Records provided.
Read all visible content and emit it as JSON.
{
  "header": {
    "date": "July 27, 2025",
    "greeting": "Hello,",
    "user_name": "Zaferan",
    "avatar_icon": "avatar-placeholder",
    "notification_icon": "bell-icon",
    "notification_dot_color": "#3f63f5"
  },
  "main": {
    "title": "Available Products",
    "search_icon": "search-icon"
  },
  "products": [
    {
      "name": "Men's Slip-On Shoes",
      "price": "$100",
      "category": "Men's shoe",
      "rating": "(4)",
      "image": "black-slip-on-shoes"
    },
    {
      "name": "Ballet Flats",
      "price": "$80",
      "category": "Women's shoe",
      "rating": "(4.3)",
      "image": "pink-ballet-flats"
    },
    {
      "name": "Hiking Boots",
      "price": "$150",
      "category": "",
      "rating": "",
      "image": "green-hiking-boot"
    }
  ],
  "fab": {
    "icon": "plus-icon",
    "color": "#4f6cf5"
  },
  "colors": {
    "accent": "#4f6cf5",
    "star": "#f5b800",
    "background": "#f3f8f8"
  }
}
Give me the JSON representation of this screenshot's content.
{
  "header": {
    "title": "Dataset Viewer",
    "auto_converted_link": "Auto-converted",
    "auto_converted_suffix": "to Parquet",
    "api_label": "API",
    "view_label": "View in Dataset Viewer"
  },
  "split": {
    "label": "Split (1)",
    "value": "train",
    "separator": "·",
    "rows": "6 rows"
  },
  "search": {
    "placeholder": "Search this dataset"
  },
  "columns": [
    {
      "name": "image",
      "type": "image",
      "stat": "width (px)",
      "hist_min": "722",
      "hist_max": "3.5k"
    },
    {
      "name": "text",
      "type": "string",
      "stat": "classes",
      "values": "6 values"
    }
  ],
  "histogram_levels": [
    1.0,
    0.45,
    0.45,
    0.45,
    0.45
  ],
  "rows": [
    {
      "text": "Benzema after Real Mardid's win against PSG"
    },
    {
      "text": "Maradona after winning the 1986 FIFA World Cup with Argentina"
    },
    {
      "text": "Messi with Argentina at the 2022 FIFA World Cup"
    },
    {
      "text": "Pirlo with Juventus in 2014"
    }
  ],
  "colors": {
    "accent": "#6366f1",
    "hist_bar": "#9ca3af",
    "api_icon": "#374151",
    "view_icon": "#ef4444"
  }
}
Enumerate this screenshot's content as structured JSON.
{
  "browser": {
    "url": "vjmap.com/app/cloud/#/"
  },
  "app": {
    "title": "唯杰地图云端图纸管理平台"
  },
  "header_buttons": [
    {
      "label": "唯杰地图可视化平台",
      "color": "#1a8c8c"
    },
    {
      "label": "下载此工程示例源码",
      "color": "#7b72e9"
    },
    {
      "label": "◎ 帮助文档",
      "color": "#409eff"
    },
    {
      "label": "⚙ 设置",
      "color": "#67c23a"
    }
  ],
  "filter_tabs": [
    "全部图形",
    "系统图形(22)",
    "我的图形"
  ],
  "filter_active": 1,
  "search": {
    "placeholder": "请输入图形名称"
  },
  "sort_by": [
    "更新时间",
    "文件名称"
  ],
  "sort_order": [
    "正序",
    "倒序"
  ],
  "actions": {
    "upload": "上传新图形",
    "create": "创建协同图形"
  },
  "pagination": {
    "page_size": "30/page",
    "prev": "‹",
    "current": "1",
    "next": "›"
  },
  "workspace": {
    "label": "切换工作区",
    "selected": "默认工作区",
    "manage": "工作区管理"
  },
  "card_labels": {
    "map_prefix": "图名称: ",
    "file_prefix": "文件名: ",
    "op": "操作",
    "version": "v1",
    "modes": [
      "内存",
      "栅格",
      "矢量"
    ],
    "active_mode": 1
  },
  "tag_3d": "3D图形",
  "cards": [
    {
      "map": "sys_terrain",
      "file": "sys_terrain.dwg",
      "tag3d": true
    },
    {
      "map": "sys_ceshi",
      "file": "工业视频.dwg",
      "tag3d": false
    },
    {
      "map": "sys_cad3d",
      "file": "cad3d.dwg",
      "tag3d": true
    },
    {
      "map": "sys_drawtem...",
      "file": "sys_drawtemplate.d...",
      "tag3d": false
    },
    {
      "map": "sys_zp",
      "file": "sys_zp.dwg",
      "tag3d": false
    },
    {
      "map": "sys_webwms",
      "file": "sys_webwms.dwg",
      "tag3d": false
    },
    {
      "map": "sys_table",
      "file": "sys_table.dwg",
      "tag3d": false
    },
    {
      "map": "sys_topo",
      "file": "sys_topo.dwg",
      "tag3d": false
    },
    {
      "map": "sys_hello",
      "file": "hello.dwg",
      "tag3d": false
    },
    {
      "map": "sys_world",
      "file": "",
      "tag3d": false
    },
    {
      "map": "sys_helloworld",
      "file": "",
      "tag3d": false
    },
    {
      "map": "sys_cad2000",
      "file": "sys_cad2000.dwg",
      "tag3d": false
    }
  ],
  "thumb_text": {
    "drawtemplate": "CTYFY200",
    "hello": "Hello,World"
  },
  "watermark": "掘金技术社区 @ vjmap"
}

Problem. Repeat the data precisely, line by line.

Exercise result.
Read all visible content and emit it as JSON.
{
  "header": {
    "date": "July 27, 2025",
    "greeting": "Hello,",
    "user_name": "Zaferan",
    "avatar_icon": "avatar-placeholder",
    "notification_icon": "bell-icon",
    "notification_dot_color": "#3f63f5"
  },
  "main": {
    "title": "Available Products",
    "search_icon": "search-icon"
  },
  "products": [
    {
      "name": "Men's Slip-On Shoes",
      "price": "$100",
      "category": "Men's shoe",
      "rating": "(4)",
      "image": "black-slip-on-shoes"
    },
    {
      "name": "Ballet Flats",
      "price": "$80",
      "category": "Women's shoe",
      "rating": "(4.3)",
      "image": "pink-ballet-flats"
    },
    {
      "name": "Hiking Boots",
      "price": "$150",
      "category": "",
      "rating": "",
      "image": "green-hiking-boot"
    }
  ],
  "fab": {
    "icon": "plus-icon",
    "color": "#4f6cf5"
  },
  "colors": {
    "accent": "#4f6cf5",
    "star": "#f5b800",
    "background": "#f3f8f8"
  }
}
Give me the JSON representation of this screenshot's content.
{
  "header": {
    "title": "Dataset Viewer",
    "auto_converted_link": "Auto-converted",
    "auto_converted_suffix": "to Parquet",
    "api_label": "API",
    "view_label": "View in Dataset Viewer"
  },
  "split": {
    "label": "Split (1)",
    "value": "train",
    "separator": "·",
    "rows": "6 rows"
  },
  "search": {
    "placeholder": "Search this dataset"
  },
  "columns": [
    {
      "name": "image",
      "type": "image",
      "stat": "width (px)",
      "hist_min": "722",
      "hist_max": "3.5k"
    },
    {
      "name": "text",
      "type": "string",
      "stat": "classes",
      "values": "6 values"
    }
  ],
  "histogram_levels": [
    1.0,
    0.45,
    0.45,
    0.45,
    0.45
  ],
  "rows": [
    {
      "text": "Benzema after Real Mardid's win against PSG"
    },
    {
      "text": "Maradona after winning the 1986 FIFA World Cup with Argentina"
    },
    {
      "text": "Messi with Argentina at the 2022 FIFA World Cup"
    },
    {
      "text": "Pirlo with Juventus in 2014"
    }
  ],
  "colors": {
    "accent": "#6366f1",
    "hist_bar": "#9ca3af",
    "api_icon": "#374151",
    "view_icon": "#ef4444"
  }
}
Enumerate this screenshot's content as structured JSON.
{
  "browser": {
    "url": "vjmap.com/app/cloud/#/"
  },
  "app": {
    "title": "唯杰地图云端图纸管理平台"
  },
  "header_buttons": [
    {
      "label": "唯杰地图可视化平台",
      "color": "#1a8c8c"
    },
    {
      "label": "下载此工程示例源码",
      "color": "#7b72e9"
    },
    {
      "label": "◎ 帮助文档",
      "color": "#409eff"
    },
    {
      "label": "⚙ 设置",
      "color": "#67c23a"
    }
  ],
  "filter_tabs": [
    "全部图形",
    "系统图形(22)",
    "我的图形"
  ],
  "filter_active": 1,
  "search": {
    "placeholder": "请输入图形名称"
  },
  "sort_by": [
    "更新时间",
    "文件名称"
  ],
  "sort_order": [
    "正序",
    "倒序"
  ],
  "actions": {
    "upload": "上传新图形",
    "create": "创建协同图形"
  },
  "pagination": {
    "page_size": "30/page",
    "prev": "‹",
    "current": "1",
    "next": "›"
  },
  "workspace": {
    "label": "切换工作区",
    "selected": "默认工作区",
    "manage": "工作区管理"
  },
  "card_labels": {
    "map_prefix": "图名称: ",
    "file_prefix": "文件名: ",
    "op": "操作",
    "version": "v1",
    "modes": [
      "内存",
      "栅格",
      "矢量"
    ],
    "active_mode": 1
  },
  "tag_3d": "3D图形",
  "cards": [
    {
      "map": "sys_terrain",
      "file": "sys_terrain.dwg",
      "tag3d": true
    },
    {
      "map": "sys_ceshi",
      "file": "工业视频.dwg",
      "tag3d": false
    },
    {
      "map": "sys_cad3d",
      "file": "cad3d.dwg",
      "tag3d": true
    },
    {
      "map": "sys_drawtem...",
      "file": "sys_drawtemplate.d...",
      "tag3d": false
    },
    {
      "map": "sys_zp",
      "file": "sys_zp.dwg",
      "tag3d": false
    },
    {
      "map": "sys_webwms",
      "file": "sys_webwms.dwg",
      "tag3d": false
    },
    {
      "map": "sys_table",
      "file": "sys_table.dwg",
      "tag3d": false
    },
    {
      "map": "sys_topo",
      "file": "sys_topo.dwg",
      "tag3d": false
    },
    {
      "map": "sys_hello",
      "file": "hello.dwg",
      "tag3d": false
    },
    {
      "map": "sys_world",
      "file": "",
      "tag3d": false
    },
    {
      "map": "sys_helloworld",
      "file": "",
      "tag3d": false
    },
    {
      "map": "sys_cad2000",
      "file": "sys_cad2000.dwg",
      "tag3d": false
    }
  ],
  "thumb_text": {
    "drawtemplate": "CTYFY200",
    "hello": "Hello,World"
  },
  "watermark": "掘金技术社区 @ vjmap"
}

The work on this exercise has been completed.